> _Work required_
Set down each line of the material that follows, exactly, with no pictures.

> _Available data_
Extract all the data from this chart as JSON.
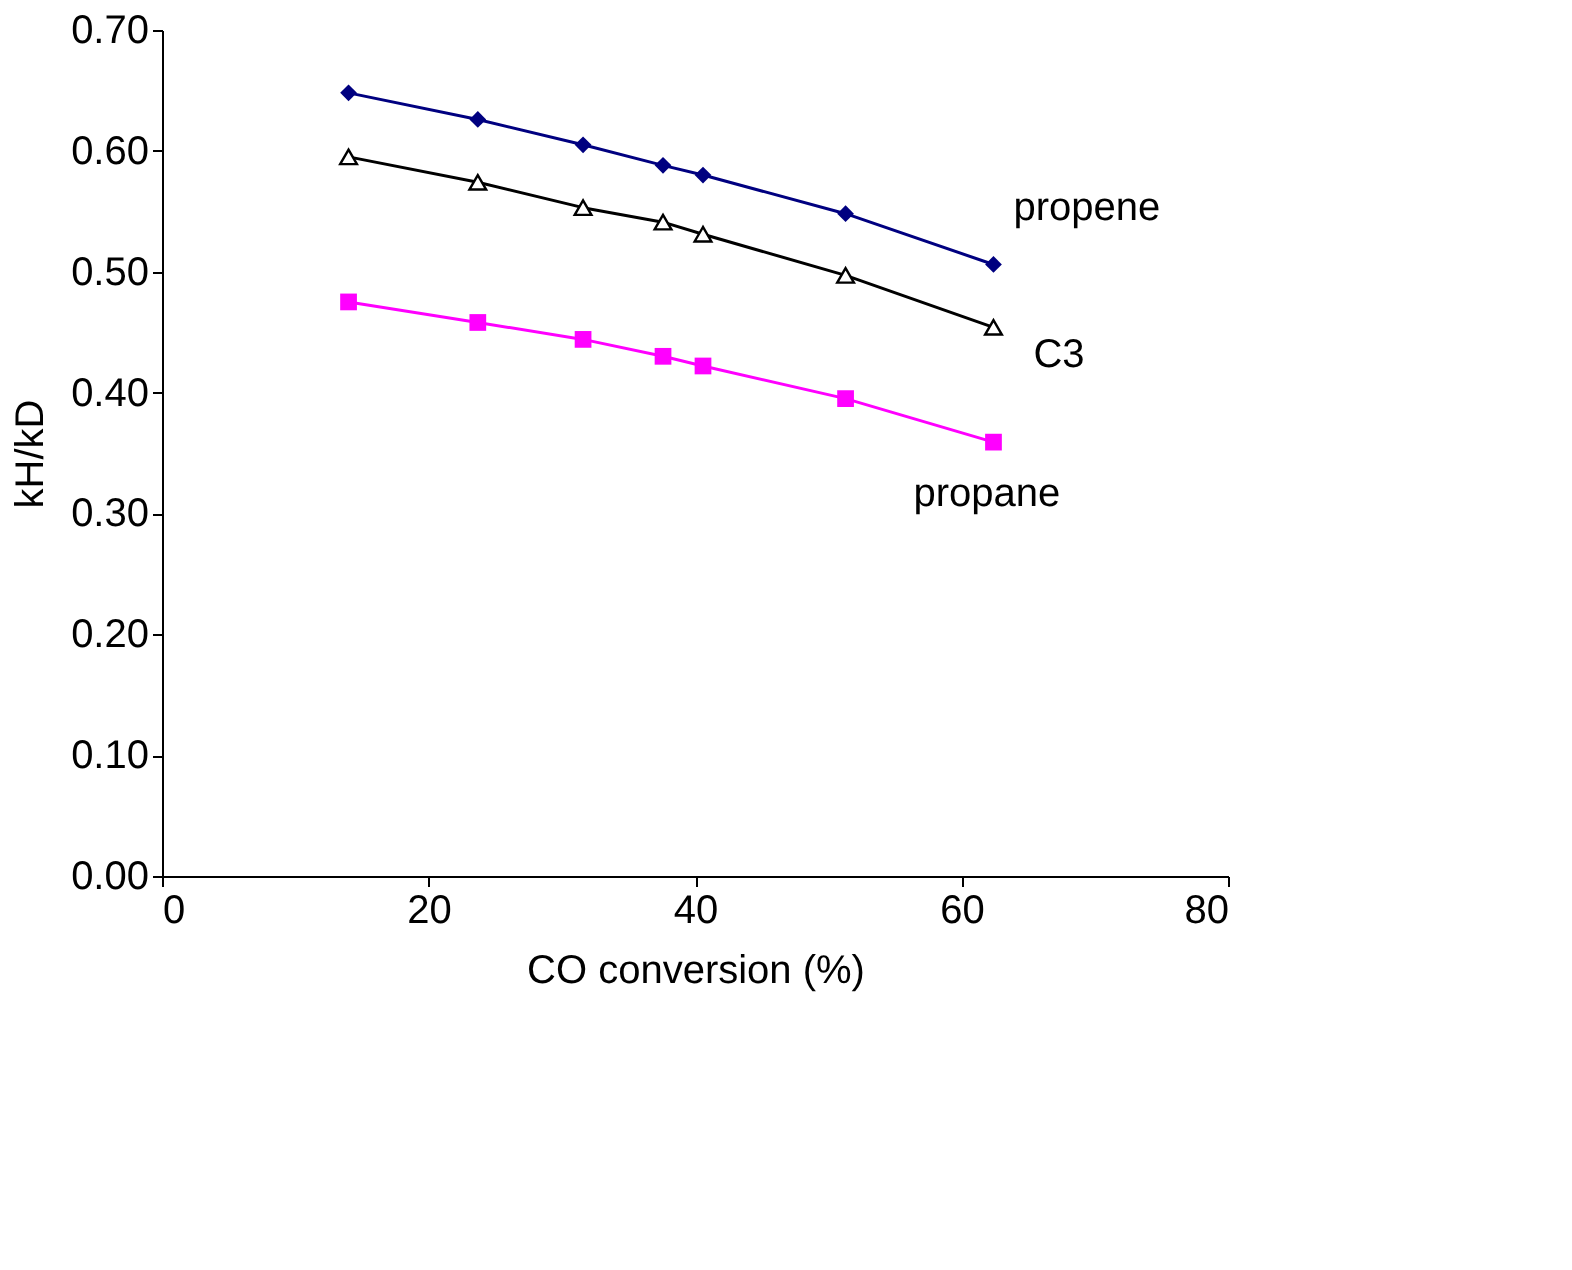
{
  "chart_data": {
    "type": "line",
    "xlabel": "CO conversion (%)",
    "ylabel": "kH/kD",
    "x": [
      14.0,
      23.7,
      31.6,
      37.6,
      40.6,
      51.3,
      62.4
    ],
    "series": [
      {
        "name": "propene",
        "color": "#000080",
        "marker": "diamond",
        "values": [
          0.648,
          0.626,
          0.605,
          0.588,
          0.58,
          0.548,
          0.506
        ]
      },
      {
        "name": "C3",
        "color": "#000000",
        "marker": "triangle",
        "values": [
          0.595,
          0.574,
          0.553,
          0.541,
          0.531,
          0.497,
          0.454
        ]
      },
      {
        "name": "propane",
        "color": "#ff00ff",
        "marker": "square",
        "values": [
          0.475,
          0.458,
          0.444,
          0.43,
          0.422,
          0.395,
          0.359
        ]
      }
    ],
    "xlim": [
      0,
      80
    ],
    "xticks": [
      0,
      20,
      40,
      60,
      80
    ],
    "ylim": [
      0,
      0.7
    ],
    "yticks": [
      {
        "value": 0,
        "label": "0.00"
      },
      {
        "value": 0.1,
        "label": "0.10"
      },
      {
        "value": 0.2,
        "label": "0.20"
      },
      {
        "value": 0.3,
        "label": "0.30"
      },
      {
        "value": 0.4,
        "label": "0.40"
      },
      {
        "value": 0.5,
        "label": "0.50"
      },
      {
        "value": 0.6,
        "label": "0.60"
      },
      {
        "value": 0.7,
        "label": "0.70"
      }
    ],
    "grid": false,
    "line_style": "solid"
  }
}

> _Written answer_
Extract all the data from this chart as JSON.
{
  "chart_data": {
    "type": "line",
    "xlabel": "CO conversion (%)",
    "ylabel": "kH/kD",
    "x": [
      14.0,
      23.7,
      31.6,
      37.6,
      40.6,
      51.3,
      62.4
    ],
    "series": [
      {
        "name": "propene",
        "color": "#000080",
        "marker": "diamond",
        "values": [
          0.648,
          0.626,
          0.605,
          0.588,
          0.58,
          0.548,
          0.506
        ]
      },
      {
        "name": "C3",
        "color": "#000000",
        "marker": "triangle",
        "values": [
          0.595,
          0.574,
          0.553,
          0.541,
          0.531,
          0.497,
          0.454
        ]
      },
      {
        "name": "propane",
        "color": "#ff00ff",
        "marker": "square",
        "values": [
          0.475,
          0.458,
          0.444,
          0.43,
          0.422,
          0.395,
          0.359
        ]
      }
    ],
    "xlim": [
      0,
      80
    ],
    "xticks": [
      0,
      20,
      40,
      60,
      80
    ],
    "ylim": [
      0,
      0.7
    ],
    "yticks": [
      {
        "value": 0,
        "label": "0.00"
      },
      {
        "value": 0.1,
        "label": "0.10"
      },
      {
        "value": 0.2,
        "label": "0.20"
      },
      {
        "value": 0.3,
        "label": "0.30"
      },
      {
        "value": 0.4,
        "label": "0.40"
      },
      {
        "value": 0.5,
        "label": "0.50"
      },
      {
        "value": 0.6,
        "label": "0.60"
      },
      {
        "value": 0.7,
        "label": "0.70"
      }
    ],
    "grid": false,
    "line_style": "solid"
  }
}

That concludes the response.